━━━━━ INPUT RECORDS
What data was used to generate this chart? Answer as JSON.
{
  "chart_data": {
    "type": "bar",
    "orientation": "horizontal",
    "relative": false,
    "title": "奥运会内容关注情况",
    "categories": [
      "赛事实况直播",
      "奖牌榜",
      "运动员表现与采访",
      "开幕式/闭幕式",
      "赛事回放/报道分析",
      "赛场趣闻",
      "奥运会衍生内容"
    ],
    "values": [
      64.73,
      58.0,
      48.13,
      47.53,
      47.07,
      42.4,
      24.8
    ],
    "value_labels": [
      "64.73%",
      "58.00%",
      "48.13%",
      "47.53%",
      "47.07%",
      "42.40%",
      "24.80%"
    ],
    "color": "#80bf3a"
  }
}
━━━━━━━━━━
Extract all of the data above without altering anything.

THE REPLY.
What data was used to generate this chart? Answer as JSON.
{
  "chart_data": {
    "type": "bar",
    "orientation": "horizontal",
    "relative": false,
    "title": "奥运会内容关注情况",
    "categories": [
      "赛事实况直播",
      "奖牌榜",
      "运动员表现与采访",
      "开幕式/闭幕式",
      "赛事回放/报道分析",
      "赛场趣闻",
      "奥运会衍生内容"
    ],
    "values": [
      64.73,
      58.0,
      48.13,
      47.53,
      47.07,
      42.4,
      24.8
    ],
    "value_labels": [
      "64.73%",
      "58.00%",
      "48.13%",
      "47.53%",
      "47.07%",
      "42.40%",
      "24.80%"
    ],
    "color": "#80bf3a"
  }
}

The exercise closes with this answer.